-- PROMPT --
Pick out every line with the word "reconstruite" and copy it.

-- RECORD LIST --
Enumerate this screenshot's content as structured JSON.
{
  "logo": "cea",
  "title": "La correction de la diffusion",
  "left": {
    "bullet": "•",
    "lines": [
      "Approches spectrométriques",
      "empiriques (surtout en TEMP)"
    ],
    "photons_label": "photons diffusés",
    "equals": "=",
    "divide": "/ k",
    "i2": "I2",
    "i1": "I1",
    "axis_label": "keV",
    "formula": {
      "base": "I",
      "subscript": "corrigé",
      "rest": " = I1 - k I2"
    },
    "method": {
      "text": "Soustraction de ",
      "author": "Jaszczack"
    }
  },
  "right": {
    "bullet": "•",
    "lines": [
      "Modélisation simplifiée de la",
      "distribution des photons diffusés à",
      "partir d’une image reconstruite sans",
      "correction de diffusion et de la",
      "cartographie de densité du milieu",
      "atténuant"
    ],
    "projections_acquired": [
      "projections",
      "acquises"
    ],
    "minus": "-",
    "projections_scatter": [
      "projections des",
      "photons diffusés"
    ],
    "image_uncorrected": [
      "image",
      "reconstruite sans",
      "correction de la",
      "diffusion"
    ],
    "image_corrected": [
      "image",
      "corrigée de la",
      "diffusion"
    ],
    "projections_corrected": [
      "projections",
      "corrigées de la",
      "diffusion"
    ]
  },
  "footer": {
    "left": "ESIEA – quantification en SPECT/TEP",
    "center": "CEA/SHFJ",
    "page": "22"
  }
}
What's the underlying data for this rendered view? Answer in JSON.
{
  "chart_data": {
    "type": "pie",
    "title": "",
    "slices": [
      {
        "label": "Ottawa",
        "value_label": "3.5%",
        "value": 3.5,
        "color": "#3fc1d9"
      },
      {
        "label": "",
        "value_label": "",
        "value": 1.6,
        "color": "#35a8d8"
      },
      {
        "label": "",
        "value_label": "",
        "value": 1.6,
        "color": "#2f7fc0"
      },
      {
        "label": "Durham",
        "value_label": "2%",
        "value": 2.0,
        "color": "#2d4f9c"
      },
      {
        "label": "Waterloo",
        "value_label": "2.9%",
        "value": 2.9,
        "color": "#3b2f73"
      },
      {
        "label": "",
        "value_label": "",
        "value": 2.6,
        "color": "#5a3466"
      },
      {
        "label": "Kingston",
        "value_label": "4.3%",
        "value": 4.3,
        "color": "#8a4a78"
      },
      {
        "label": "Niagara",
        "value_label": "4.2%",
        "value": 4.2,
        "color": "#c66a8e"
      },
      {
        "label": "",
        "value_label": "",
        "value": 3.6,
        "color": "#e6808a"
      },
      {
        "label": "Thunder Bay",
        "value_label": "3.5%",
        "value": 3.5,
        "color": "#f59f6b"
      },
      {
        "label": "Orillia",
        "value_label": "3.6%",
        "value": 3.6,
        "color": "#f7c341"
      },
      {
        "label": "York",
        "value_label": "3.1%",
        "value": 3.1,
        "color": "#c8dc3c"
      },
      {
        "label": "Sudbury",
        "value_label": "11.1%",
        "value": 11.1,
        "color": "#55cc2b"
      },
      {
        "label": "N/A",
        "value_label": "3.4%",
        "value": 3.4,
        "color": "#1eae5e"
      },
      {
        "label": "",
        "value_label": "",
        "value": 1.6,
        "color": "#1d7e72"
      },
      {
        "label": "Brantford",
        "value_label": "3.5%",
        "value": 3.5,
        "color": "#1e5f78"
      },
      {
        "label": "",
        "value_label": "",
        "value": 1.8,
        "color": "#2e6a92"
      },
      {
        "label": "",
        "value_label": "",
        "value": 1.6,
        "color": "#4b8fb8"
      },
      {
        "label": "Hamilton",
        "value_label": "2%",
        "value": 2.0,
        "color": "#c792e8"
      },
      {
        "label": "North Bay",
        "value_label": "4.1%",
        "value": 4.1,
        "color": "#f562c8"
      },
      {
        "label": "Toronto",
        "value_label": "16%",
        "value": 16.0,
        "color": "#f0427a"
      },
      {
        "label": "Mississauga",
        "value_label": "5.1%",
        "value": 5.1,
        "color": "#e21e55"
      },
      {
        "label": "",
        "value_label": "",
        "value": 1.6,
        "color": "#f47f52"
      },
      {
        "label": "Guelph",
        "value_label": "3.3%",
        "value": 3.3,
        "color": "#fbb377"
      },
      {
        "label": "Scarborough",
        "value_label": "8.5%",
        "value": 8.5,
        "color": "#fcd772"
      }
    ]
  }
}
...
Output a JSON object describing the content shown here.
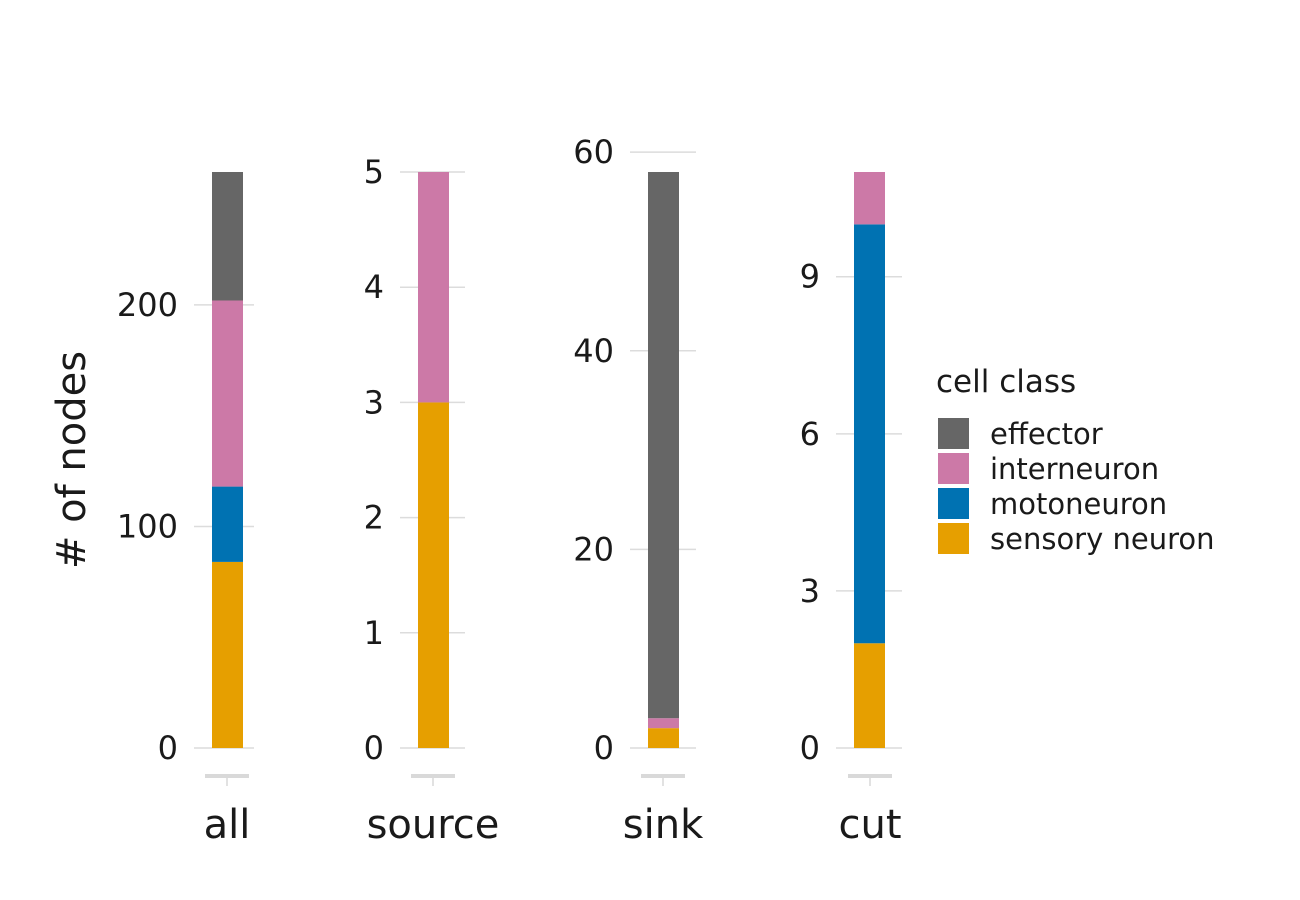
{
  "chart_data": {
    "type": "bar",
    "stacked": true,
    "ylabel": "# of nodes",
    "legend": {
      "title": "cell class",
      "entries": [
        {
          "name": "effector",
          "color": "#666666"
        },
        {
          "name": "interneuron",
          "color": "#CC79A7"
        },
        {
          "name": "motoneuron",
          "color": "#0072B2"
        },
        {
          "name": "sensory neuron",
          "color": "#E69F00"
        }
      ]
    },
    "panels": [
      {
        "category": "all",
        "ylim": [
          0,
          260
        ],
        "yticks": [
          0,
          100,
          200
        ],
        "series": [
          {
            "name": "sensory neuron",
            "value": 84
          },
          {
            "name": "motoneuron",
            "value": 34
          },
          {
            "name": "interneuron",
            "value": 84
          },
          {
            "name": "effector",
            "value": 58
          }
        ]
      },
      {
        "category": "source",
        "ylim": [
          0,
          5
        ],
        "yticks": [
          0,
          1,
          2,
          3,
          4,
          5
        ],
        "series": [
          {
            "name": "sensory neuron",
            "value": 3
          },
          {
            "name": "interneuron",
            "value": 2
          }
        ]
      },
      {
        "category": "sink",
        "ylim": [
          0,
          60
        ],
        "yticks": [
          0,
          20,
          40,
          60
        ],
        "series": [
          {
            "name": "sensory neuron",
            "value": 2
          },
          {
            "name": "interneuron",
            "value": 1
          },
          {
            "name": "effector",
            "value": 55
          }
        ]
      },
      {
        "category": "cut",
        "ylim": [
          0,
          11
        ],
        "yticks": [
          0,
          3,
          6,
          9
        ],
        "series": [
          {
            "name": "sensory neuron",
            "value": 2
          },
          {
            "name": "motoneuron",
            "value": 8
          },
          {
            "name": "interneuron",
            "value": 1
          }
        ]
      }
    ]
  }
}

-- IN RESPONSE --
      "partir d’une image reconstruite sans",
      "reconstruite sans",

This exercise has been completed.